# EXERCISE TASK
Tally up how many lines in the listing below contain the string "Temperature", and give only the total.

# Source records
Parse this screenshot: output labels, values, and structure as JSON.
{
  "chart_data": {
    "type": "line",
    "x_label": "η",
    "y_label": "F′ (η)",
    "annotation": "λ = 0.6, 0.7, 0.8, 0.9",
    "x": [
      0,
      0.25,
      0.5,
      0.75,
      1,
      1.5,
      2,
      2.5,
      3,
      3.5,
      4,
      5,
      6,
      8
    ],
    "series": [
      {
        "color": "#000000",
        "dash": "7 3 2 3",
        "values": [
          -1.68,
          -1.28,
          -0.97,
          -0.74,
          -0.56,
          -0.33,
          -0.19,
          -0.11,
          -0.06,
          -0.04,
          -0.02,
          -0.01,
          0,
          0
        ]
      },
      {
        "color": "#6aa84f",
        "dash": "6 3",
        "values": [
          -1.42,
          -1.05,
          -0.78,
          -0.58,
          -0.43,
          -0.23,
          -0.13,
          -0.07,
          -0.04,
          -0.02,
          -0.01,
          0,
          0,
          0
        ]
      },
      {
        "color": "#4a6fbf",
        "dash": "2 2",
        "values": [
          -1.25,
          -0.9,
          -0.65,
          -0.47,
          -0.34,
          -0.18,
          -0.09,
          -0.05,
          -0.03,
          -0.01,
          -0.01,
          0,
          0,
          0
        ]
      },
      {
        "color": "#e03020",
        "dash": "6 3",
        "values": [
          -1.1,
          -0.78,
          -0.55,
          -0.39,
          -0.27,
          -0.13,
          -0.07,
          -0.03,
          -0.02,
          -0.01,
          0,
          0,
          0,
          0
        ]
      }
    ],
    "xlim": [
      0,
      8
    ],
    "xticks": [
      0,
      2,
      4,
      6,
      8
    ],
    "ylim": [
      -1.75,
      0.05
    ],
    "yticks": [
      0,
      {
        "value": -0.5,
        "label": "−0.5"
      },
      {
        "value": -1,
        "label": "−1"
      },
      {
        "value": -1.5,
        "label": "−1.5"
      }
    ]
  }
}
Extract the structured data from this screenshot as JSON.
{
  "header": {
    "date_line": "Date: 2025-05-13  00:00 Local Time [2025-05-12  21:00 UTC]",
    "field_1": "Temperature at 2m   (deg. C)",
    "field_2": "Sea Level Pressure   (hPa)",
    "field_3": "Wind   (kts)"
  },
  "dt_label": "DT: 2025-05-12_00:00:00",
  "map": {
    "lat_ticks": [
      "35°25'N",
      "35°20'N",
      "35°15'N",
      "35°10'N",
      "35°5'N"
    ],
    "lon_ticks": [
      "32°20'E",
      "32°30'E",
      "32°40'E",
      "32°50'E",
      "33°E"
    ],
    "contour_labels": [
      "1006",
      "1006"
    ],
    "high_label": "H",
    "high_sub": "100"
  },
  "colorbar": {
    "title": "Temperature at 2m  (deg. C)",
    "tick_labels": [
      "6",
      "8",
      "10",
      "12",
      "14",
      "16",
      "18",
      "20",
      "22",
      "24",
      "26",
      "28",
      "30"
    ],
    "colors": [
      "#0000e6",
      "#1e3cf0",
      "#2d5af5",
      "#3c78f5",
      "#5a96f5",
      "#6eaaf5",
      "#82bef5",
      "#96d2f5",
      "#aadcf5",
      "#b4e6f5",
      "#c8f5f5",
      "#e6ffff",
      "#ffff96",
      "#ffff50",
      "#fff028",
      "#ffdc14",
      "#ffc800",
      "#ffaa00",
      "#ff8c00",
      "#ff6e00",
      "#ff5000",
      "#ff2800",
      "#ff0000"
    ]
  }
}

# RESPONSE TO THE EXERCISE
2